- **Task requirements**: Write out all of the data exactly as it appears.

Recorded data:

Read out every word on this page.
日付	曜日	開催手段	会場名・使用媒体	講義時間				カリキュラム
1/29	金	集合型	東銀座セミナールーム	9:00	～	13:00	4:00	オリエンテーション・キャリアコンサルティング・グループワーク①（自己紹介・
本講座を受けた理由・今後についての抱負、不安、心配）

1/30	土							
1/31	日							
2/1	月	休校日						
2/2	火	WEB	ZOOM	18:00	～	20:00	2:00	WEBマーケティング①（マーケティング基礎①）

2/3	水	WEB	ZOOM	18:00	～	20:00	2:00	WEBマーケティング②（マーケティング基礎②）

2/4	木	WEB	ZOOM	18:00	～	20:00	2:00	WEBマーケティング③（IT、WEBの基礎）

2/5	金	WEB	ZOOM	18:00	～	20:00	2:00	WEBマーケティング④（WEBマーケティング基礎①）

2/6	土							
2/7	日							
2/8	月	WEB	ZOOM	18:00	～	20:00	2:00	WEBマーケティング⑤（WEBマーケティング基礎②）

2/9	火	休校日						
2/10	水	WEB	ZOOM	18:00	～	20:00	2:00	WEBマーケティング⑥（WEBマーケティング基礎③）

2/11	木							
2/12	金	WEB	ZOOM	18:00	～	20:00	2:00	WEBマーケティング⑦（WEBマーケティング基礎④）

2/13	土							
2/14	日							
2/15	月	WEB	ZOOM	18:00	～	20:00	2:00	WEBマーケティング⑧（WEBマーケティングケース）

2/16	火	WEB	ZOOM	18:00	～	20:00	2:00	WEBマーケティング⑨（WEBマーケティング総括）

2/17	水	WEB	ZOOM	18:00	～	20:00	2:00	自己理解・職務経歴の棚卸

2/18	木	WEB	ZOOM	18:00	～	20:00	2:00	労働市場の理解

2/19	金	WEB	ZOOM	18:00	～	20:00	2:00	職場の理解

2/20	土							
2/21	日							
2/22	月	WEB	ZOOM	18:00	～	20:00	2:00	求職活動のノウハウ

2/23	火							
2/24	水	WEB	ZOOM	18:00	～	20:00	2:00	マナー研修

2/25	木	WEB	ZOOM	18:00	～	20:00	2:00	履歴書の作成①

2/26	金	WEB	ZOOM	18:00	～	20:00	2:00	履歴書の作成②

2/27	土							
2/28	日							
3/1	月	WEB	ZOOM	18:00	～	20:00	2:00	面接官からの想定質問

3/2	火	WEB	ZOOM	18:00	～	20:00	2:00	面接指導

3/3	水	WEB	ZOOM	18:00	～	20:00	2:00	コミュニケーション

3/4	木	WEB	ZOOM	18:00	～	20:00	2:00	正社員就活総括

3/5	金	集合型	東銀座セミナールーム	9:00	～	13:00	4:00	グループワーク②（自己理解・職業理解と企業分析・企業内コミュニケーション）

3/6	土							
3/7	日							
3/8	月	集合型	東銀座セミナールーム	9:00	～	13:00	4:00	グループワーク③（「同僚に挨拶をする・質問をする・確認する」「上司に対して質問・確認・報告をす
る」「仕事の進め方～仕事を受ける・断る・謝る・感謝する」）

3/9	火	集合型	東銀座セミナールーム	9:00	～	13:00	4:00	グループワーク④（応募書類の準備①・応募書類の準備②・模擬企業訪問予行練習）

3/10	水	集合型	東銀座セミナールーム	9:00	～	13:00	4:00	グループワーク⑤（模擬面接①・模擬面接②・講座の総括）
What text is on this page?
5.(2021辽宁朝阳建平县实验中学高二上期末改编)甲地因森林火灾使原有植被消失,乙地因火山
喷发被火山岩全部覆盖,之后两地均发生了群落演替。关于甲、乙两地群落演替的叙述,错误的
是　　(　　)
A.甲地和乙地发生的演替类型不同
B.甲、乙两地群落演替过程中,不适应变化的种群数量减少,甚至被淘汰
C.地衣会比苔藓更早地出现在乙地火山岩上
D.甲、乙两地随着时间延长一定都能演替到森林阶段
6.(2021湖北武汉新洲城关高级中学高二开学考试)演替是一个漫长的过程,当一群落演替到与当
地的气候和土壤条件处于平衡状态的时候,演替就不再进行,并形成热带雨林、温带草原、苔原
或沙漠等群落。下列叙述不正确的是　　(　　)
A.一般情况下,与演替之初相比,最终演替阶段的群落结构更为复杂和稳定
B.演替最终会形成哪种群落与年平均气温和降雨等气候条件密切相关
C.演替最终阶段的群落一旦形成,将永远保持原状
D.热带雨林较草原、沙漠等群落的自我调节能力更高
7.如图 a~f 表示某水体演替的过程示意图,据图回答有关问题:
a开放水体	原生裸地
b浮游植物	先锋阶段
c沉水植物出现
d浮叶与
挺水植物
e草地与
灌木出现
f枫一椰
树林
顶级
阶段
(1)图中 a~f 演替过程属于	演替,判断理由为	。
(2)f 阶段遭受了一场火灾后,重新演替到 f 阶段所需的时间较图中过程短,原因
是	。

- **Solution to this exercise**:
Read out every word on this page.
日付	曜日	開催手段	会場名・使用媒体	講義時間				カリキュラム
1/29	金	集合型	東銀座セミナールーム	9:00	～	13:00	4:00	オリエンテーション・キャリアコンサルティング・グループワーク①（自己紹介・
本講座を受けた理由・今後についての抱負、不安、心配）

1/30	土							
1/31	日							
2/1	月	休校日						
2/2	火	WEB	ZOOM	18:00	～	20:00	2:00	WEBマーケティング①（マーケティング基礎①）

2/3	水	WEB	ZOOM	18:00	～	20:00	2:00	WEBマーケティング②（マーケティング基礎②）

2/4	木	WEB	ZOOM	18:00	～	20:00	2:00	WEBマーケティング③（IT、WEBの基礎）

2/5	金	WEB	ZOOM	18:00	～	20:00	2:00	WEBマーケティング④（WEBマーケティング基礎①）

2/6	土							
2/7	日							
2/8	月	WEB	ZOOM	18:00	～	20:00	2:00	WEBマーケティング⑤（WEBマーケティング基礎②）

2/9	火	休校日						
2/10	水	WEB	ZOOM	18:00	～	20:00	2:00	WEBマーケティング⑥（WEBマーケティング基礎③）

2/11	木							
2/12	金	WEB	ZOOM	18:00	～	20:00	2:00	WEBマーケティング⑦（WEBマーケティング基礎④）

2/13	土							
2/14	日							
2/15	月	WEB	ZOOM	18:00	～	20:00	2:00	WEBマーケティング⑧（WEBマーケティングケース）

2/16	火	WEB	ZOOM	18:00	～	20:00	2:00	WEBマーケティング⑨（WEBマーケティング総括）

2/17	水	WEB	ZOOM	18:00	～	20:00	2:00	自己理解・職務経歴の棚卸

2/18	木	WEB	ZOOM	18:00	～	20:00	2:00	労働市場の理解

2/19	金	WEB	ZOOM	18:00	～	20:00	2:00	職場の理解

2/20	土							
2/21	日							
2/22	月	WEB	ZOOM	18:00	～	20:00	2:00	求職活動のノウハウ

2/23	火							
2/24	水	WEB	ZOOM	18:00	～	20:00	2:00	マナー研修

2/25	木	WEB	ZOOM	18:00	～	20:00	2:00	履歴書の作成①

2/26	金	WEB	ZOOM	18:00	～	20:00	2:00	履歴書の作成②

2/27	土							
2/28	日							
3/1	月	WEB	ZOOM	18:00	～	20:00	2:00	面接官からの想定質問

3/2	火	WEB	ZOOM	18:00	～	20:00	2:00	面接指導

3/3	水	WEB	ZOOM	18:00	～	20:00	2:00	コミュニケーション

3/4	木	WEB	ZOOM	18:00	～	20:00	2:00	正社員就活総括

3/5	金	集合型	東銀座セミナールーム	9:00	～	13:00	4:00	グループワーク②（自己理解・職業理解と企業分析・企業内コミュニケーション）

3/6	土							
3/7	日							
3/8	月	集合型	東銀座セミナールーム	9:00	～	13:00	4:00	グループワーク③（「同僚に挨拶をする・質問をする・確認する」「上司に対して質問・確認・報告をす
る」「仕事の進め方～仕事を受ける・断る・謝る・感謝する」）

3/9	火	集合型	東銀座セミナールーム	9:00	～	13:00	4:00	グループワーク④（応募書類の準備①・応募書類の準備②・模擬企業訪問予行練習）

3/10	水	集合型	東銀座セミナールーム	9:00	～	13:00	4:00	グループワーク⑤（模擬面接①・模擬面接②・講座の総括）
What text is on this page?
5.(2021辽宁朝阳建平县实验中学高二上期末改编)甲地因森林火灾使原有植被消失,乙地因火山
喷发被火山岩全部覆盖,之后两地均发生了群落演替。关于甲、乙两地群落演替的叙述,错误的
是　　(　　)
A.甲地和乙地发生的演替类型不同
B.甲、乙两地群落演替过程中,不适应变化的种群数量减少,甚至被淘汰
C.地衣会比苔藓更早地出现在乙地火山岩上
D.甲、乙两地随着时间延长一定都能演替到森林阶段
6.(2021湖北武汉新洲城关高级中学高二开学考试)演替是一个漫长的过程,当一群落演替到与当
地的气候和土壤条件处于平衡状态的时候,演替就不再进行,并形成热带雨林、温带草原、苔原
或沙漠等群落。下列叙述不正确的是　　(　　)
A.一般情况下,与演替之初相比,最终演替阶段的群落结构更为复杂和稳定
B.演替最终会形成哪种群落与年平均气温和降雨等气候条件密切相关
C.演替最终阶段的群落一旦形成,将永远保持原状
D.热带雨林较草原、沙漠等群落的自我调节能力更高
7.如图 a~f 表示某水体演替的过程示意图,据图回答有关问题:
a开放水体	原生裸地
b浮游植物	先锋阶段
c沉水植物出现
d浮叶与
挺水植物
e草地与
灌木出现
f枫一椰
树林
顶级
阶段
(1)图中 a~f 演替过程属于	演替,判断理由为	。
(2)f 阶段遭受了一场火灾后,重新演替到 f 阶段所需的时间较图中过程短,原因
是	。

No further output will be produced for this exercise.